Goal of the exercise - In the records below, some lines contain "infection"; state the number of such lines and nothing else.

[Data items]
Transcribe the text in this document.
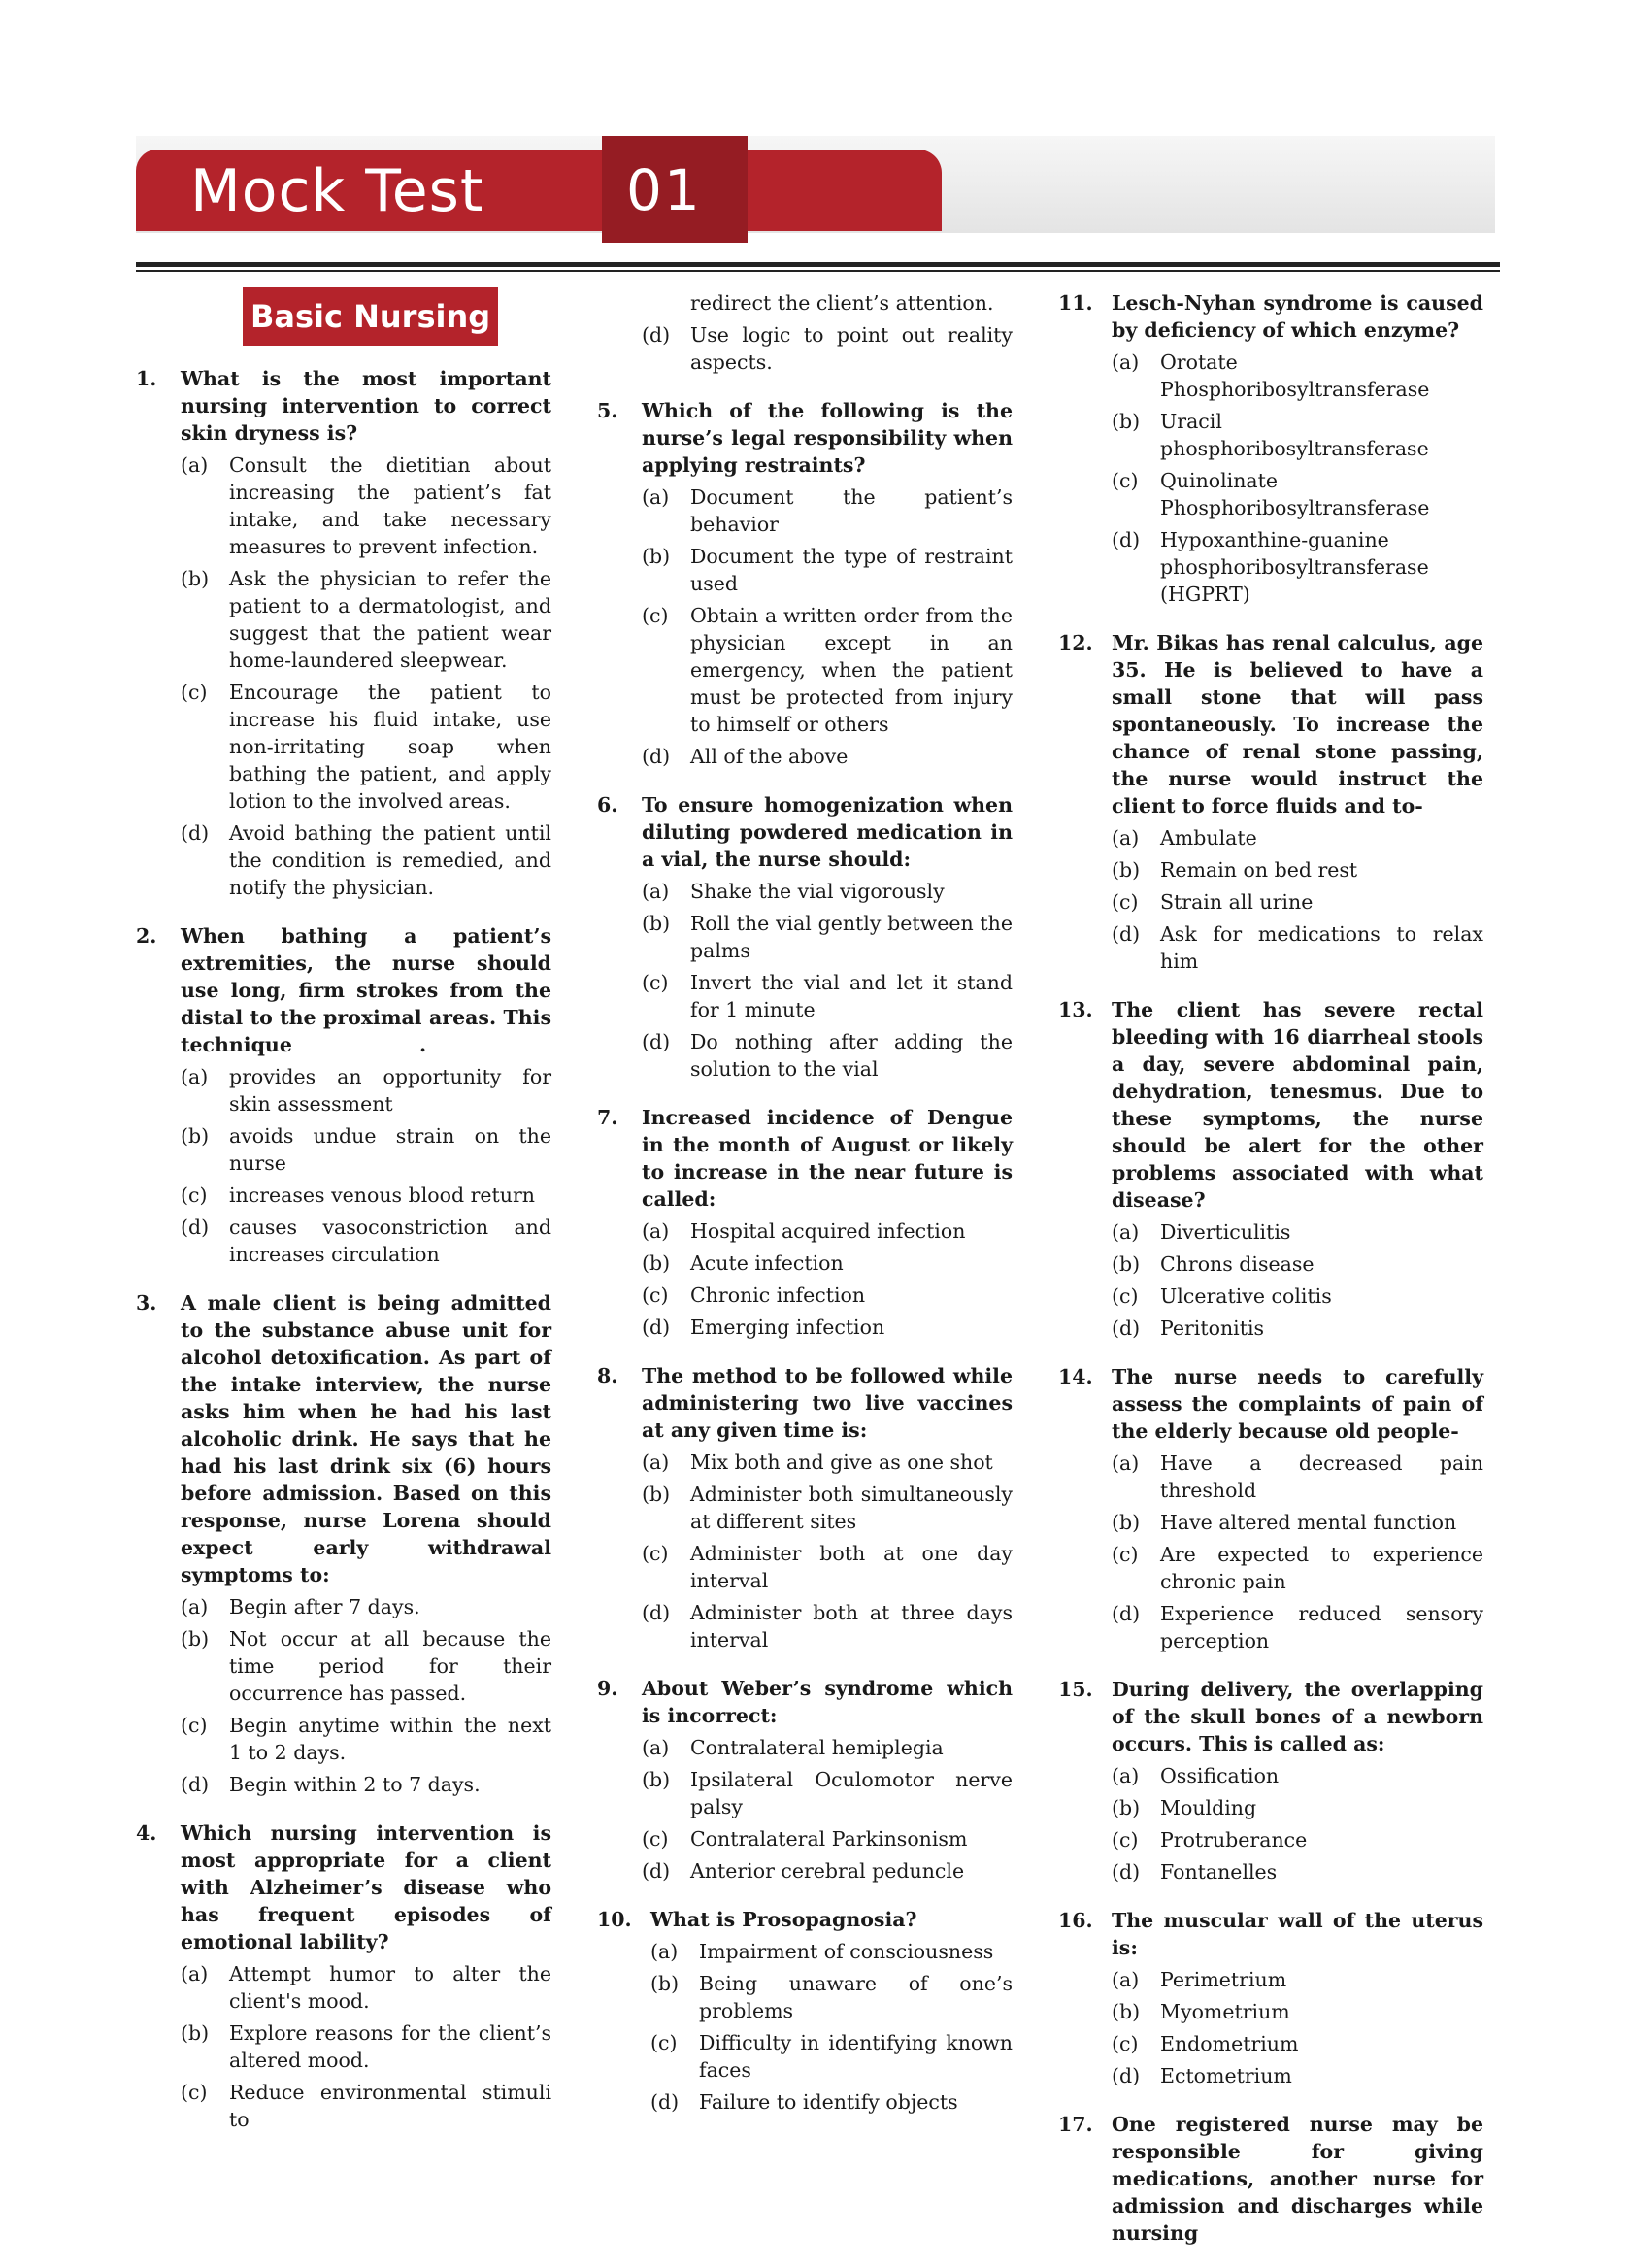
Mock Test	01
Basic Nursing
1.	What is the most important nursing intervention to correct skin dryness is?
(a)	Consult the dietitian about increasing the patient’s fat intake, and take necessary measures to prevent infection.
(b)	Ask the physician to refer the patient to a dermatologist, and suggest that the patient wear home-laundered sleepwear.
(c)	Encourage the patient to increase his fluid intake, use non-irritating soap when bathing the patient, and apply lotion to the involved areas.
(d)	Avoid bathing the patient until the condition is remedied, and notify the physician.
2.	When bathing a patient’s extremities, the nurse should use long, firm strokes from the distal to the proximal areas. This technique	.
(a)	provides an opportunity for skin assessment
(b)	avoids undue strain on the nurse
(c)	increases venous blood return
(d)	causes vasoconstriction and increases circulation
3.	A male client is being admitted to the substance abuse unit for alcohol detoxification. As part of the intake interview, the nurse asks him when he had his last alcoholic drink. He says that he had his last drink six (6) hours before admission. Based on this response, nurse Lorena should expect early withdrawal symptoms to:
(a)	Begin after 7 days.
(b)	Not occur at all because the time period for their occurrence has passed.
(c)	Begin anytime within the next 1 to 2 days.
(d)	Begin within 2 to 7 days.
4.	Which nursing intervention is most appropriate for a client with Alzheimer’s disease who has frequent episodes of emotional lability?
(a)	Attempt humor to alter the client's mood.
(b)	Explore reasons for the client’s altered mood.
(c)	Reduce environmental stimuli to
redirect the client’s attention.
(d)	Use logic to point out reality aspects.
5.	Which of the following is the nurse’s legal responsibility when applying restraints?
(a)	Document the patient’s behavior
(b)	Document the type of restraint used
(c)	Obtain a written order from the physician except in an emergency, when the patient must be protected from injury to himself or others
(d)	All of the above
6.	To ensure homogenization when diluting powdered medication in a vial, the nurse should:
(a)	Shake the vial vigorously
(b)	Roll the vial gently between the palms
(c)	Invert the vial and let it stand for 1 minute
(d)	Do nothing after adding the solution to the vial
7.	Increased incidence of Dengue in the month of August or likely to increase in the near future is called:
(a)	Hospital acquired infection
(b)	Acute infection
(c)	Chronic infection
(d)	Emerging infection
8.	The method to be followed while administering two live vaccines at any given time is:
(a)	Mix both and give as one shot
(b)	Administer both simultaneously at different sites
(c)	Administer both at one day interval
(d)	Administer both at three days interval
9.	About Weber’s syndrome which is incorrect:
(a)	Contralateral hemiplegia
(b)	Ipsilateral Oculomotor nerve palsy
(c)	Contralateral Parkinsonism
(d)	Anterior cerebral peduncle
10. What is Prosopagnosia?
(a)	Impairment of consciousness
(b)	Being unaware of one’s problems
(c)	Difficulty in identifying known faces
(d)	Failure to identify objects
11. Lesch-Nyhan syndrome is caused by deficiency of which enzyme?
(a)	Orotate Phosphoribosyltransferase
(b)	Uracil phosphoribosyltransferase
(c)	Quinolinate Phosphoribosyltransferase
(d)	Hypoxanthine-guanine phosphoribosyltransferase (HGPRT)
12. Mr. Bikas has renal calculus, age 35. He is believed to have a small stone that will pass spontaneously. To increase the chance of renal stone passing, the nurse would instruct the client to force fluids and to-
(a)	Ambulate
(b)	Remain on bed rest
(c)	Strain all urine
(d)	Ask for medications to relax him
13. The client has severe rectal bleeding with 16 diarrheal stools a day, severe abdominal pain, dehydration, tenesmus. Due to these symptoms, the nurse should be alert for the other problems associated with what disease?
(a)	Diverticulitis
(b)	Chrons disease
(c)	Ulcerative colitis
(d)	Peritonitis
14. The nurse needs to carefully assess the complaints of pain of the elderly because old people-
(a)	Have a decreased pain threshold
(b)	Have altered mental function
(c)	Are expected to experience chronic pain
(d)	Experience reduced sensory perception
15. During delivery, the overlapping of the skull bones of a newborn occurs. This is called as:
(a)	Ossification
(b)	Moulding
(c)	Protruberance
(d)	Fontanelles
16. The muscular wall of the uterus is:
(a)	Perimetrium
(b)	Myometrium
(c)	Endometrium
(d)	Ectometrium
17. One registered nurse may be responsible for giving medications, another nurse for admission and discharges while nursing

Result for this exercise - 5